• [Source material]
^^^^

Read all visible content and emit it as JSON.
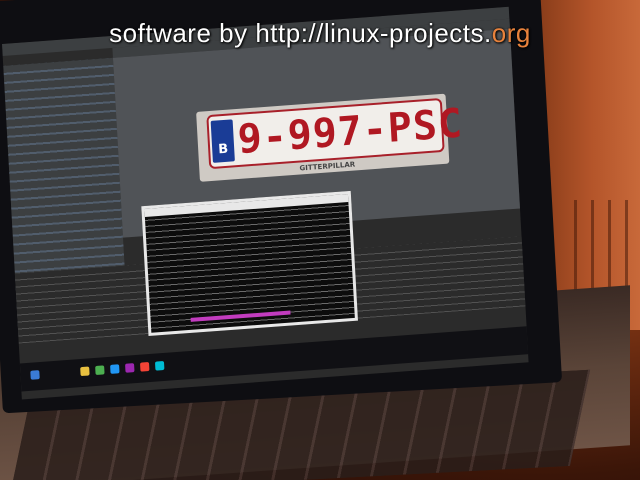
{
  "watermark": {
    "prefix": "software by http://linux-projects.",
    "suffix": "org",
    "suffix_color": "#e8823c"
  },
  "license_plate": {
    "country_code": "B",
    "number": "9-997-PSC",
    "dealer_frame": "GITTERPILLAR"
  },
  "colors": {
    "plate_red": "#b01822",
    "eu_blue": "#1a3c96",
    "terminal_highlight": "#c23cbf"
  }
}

^^^^

Every line above should be returned exactly; the pictures stay out.

Read all visible content and emit it as JSON.
{
  "watermark": {
    "prefix": "software by http://linux-projects.",
    "suffix": "org",
    "suffix_color": "#e8823c"
  },
  "license_plate": {
    "country_code": "B",
    "number": "9-997-PSC",
    "dealer_frame": "GITTERPILLAR"
  },
  "colors": {
    "plate_red": "#b01822",
    "eu_blue": "#1a3c96",
    "terminal_highlight": "#c23cbf"
  }
}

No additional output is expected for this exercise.